_Task statement_
Starting at the line that contains "Output a JSON", write out every line through the last one in the records below, word for word. Leave out any pictures.

_Collected data_
==============================

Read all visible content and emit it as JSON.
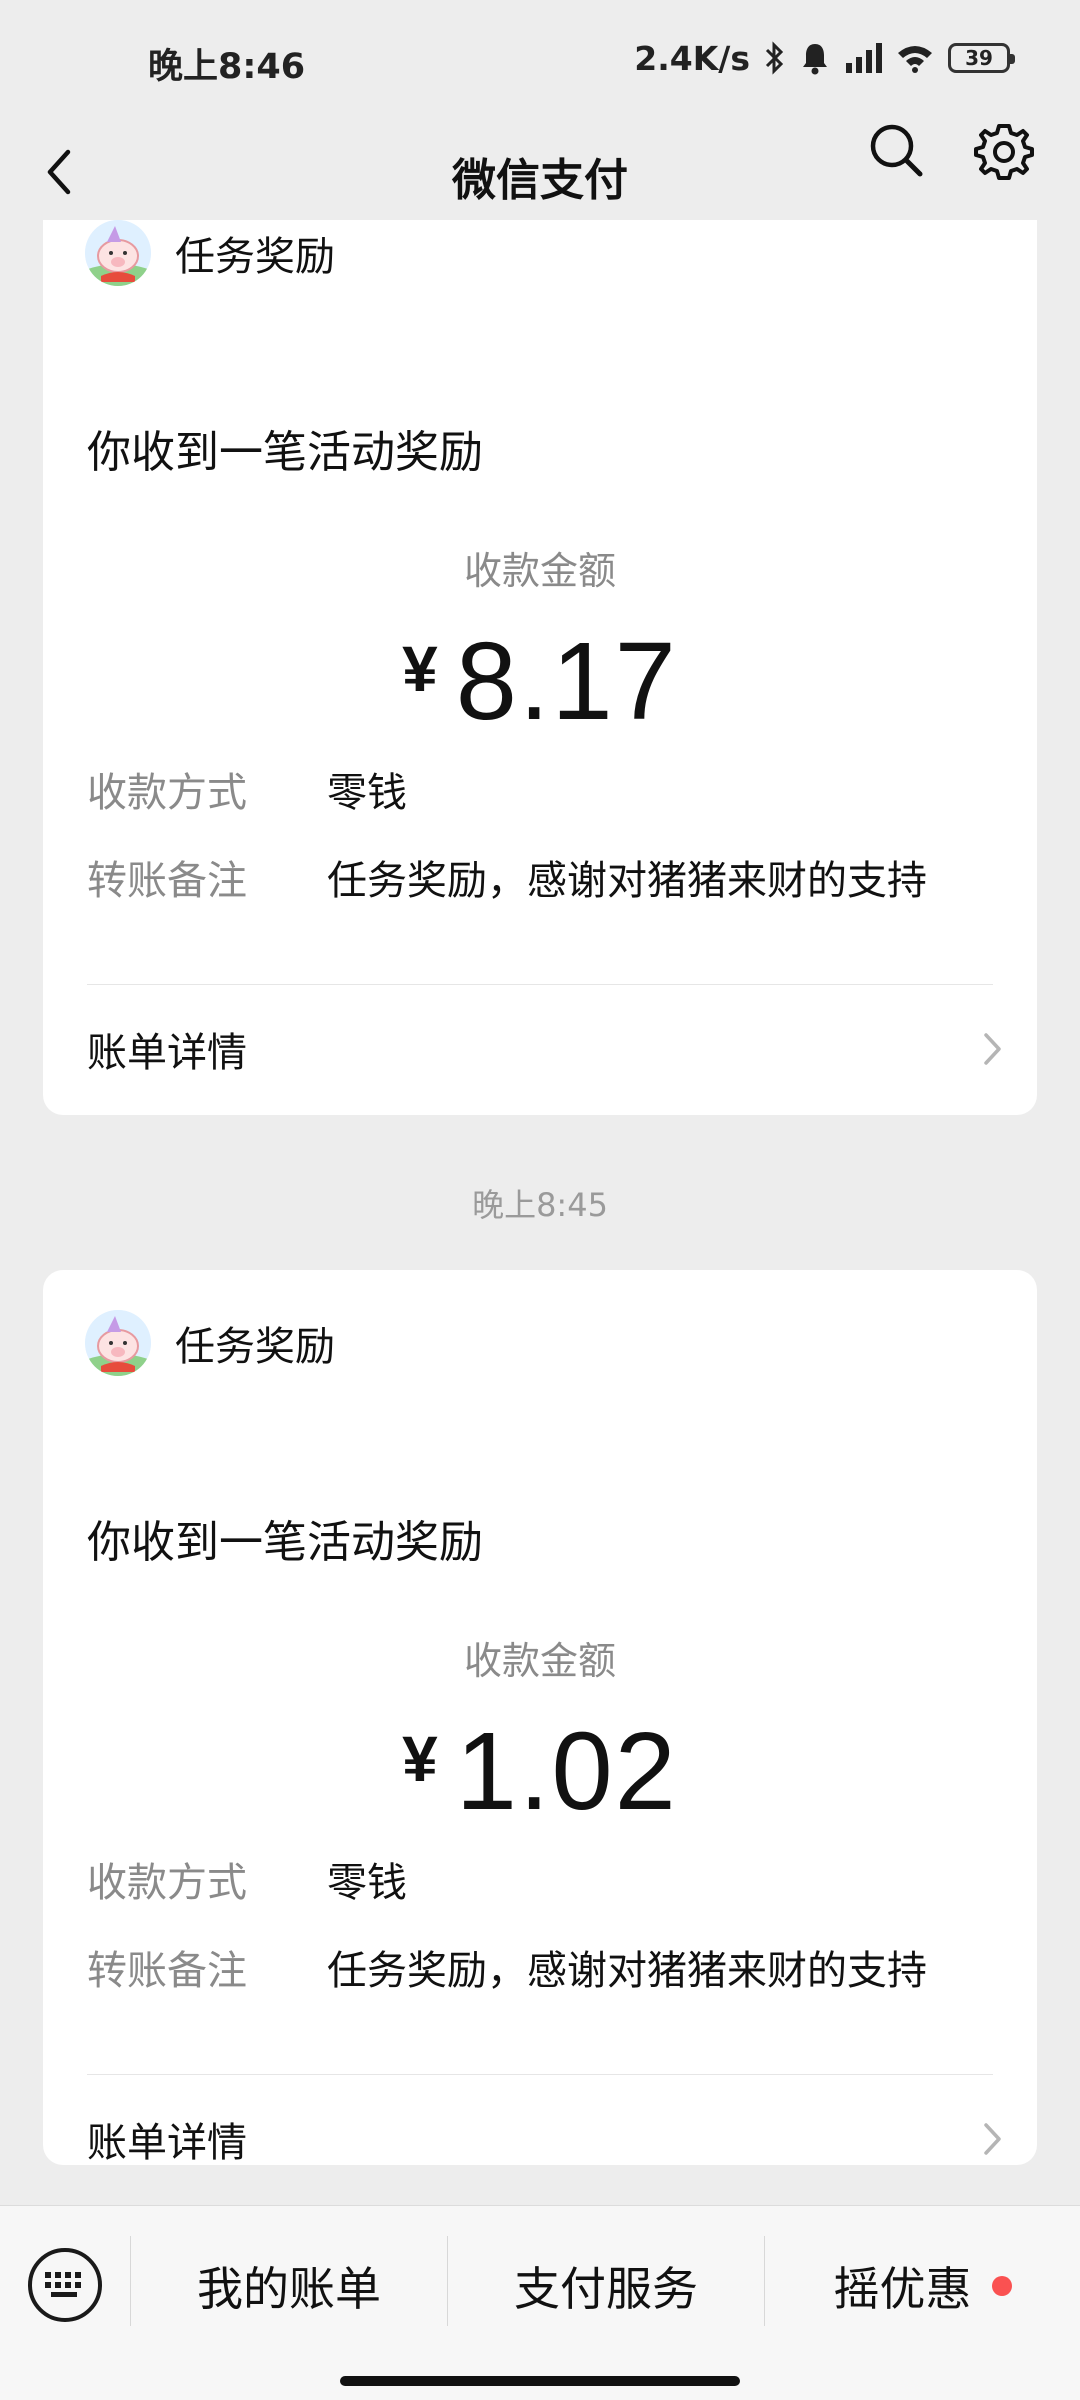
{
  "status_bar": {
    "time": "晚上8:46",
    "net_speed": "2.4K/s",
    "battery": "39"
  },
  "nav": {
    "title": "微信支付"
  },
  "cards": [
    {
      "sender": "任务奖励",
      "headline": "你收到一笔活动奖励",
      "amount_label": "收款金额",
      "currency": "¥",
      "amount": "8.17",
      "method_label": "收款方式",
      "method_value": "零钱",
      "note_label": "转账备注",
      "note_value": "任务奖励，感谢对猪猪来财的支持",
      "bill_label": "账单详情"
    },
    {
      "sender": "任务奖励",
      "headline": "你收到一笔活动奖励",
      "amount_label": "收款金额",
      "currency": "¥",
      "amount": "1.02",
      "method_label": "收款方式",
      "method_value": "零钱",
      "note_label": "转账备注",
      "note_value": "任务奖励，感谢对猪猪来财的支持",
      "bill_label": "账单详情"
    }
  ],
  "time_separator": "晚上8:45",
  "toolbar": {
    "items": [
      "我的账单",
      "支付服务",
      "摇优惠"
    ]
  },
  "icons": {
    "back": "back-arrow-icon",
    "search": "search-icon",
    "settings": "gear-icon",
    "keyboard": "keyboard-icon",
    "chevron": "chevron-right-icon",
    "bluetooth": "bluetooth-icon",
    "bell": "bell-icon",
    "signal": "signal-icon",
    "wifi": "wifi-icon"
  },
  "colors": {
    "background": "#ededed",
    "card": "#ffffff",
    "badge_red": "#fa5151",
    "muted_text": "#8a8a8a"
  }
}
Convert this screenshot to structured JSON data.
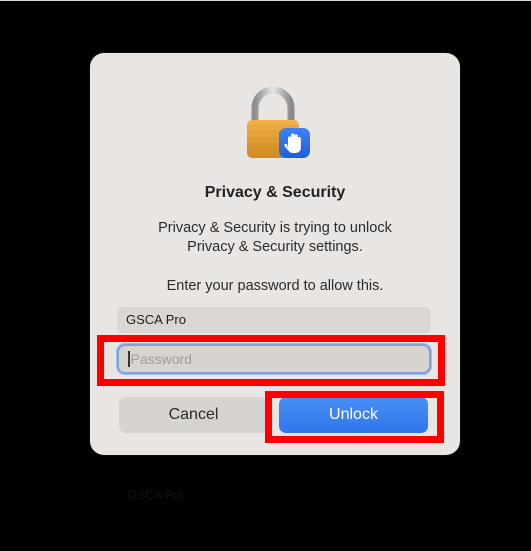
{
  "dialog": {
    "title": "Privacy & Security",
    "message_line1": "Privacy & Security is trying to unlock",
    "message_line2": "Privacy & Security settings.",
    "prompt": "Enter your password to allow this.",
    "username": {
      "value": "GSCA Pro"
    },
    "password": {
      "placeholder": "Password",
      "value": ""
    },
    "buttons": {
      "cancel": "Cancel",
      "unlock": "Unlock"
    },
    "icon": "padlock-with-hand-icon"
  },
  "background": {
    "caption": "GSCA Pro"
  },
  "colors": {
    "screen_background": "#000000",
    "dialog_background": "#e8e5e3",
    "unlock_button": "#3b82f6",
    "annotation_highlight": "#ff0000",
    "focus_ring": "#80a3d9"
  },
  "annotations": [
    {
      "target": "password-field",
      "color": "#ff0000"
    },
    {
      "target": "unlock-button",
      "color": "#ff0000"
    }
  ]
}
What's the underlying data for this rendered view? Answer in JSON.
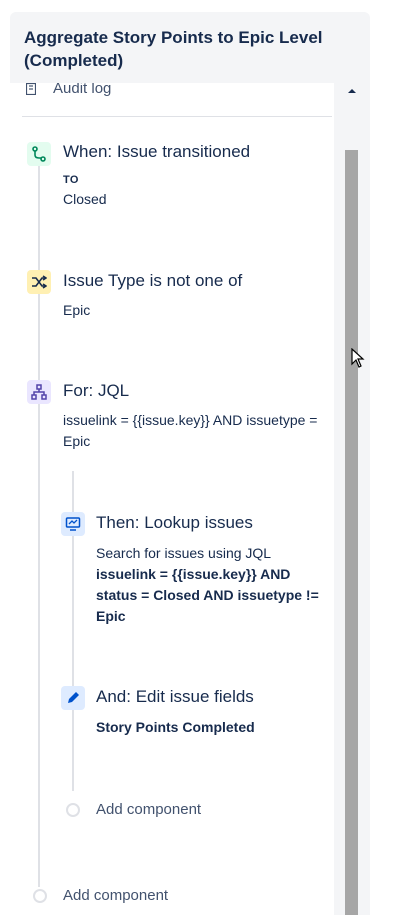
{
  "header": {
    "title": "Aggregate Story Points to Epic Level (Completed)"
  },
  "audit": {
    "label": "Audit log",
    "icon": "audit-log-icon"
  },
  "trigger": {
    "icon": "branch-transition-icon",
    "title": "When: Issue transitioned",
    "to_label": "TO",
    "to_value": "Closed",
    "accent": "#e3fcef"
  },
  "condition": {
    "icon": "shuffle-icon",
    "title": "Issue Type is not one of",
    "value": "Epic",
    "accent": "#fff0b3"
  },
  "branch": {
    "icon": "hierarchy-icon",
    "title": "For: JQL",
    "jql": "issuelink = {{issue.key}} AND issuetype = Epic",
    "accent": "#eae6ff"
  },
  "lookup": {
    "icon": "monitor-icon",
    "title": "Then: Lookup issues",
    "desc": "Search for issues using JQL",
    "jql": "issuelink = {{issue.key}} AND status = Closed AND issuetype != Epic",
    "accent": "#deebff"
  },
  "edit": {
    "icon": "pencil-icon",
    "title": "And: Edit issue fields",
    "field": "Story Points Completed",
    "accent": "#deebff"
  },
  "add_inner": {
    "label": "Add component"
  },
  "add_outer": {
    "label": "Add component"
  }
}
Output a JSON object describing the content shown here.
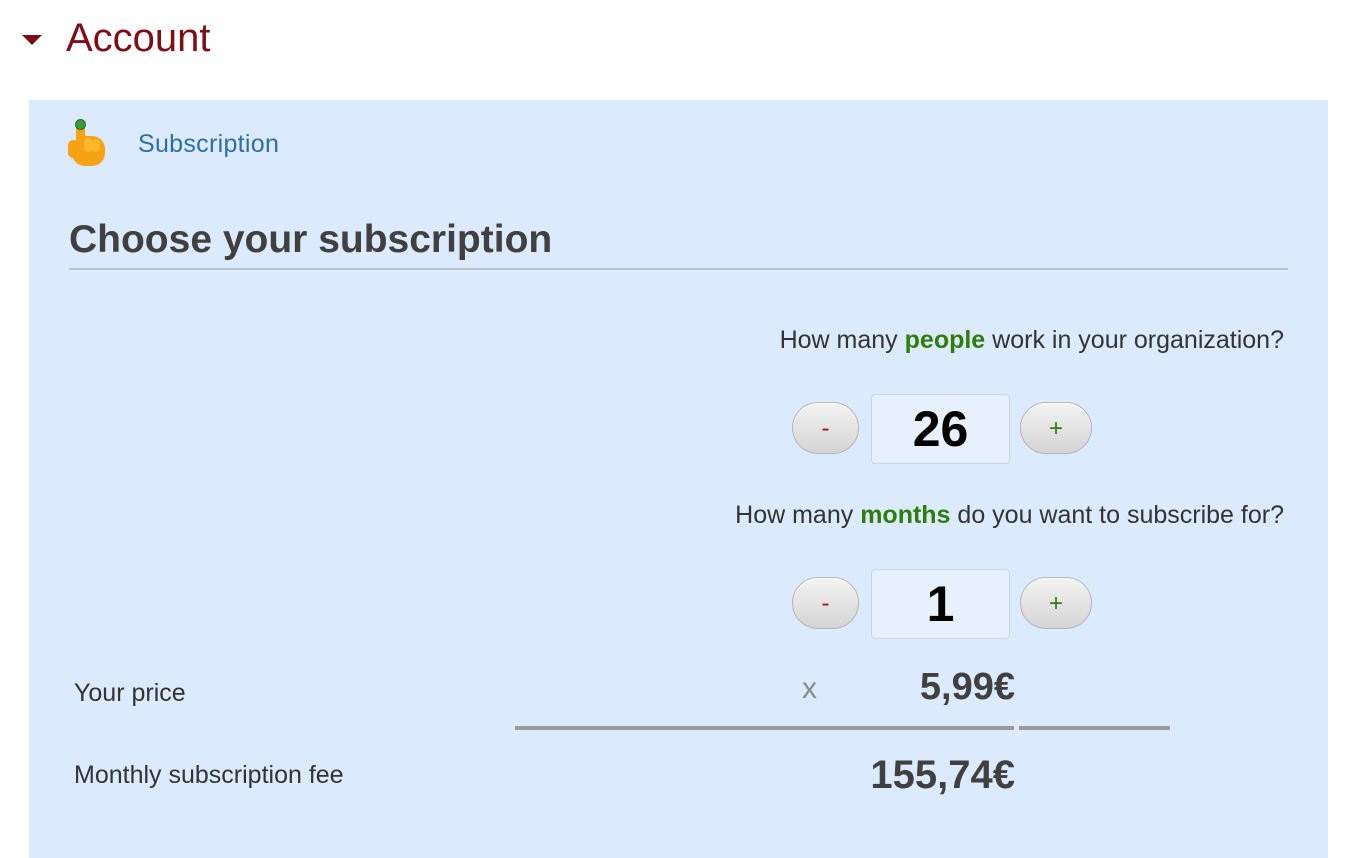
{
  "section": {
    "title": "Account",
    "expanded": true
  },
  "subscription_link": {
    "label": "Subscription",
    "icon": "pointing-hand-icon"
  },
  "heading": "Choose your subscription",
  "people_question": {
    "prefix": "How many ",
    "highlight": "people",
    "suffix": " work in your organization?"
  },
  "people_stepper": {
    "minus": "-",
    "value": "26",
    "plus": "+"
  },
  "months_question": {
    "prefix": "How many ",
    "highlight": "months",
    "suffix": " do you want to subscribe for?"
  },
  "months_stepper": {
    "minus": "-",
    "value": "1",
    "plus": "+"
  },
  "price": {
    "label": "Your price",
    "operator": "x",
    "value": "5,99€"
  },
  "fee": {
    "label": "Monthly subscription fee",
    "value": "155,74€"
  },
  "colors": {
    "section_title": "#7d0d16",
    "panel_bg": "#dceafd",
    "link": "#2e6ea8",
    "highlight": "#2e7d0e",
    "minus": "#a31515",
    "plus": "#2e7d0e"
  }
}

==============================

_Solution to the exercise_
Output a JSON object describing the content shown here.
{
  "section": {
    "title": "Account",
    "expanded": true
  },
  "subscription_link": {
    "label": "Subscription",
    "icon": "pointing-hand-icon"
  },
  "heading": "Choose your subscription",
  "people_question": {
    "prefix": "How many ",
    "highlight": "people",
    "suffix": " work in your organization?"
  },
  "people_stepper": {
    "minus": "-",
    "value": "26",
    "plus": "+"
  },
  "months_question": {
    "prefix": "How many ",
    "highlight": "months",
    "suffix": " do you want to subscribe for?"
  },
  "months_stepper": {
    "minus": "-",
    "value": "1",
    "plus": "+"
  },
  "price": {
    "label": "Your price",
    "operator": "x",
    "value": "5,99€"
  },
  "fee": {
    "label": "Monthly subscription fee",
    "value": "155,74€"
  },
  "colors": {
    "section_title": "#7d0d16",
    "panel_bg": "#dceafd",
    "link": "#2e6ea8",
    "highlight": "#2e7d0e",
    "minus": "#a31515",
    "plus": "#2e7d0e"
  }
}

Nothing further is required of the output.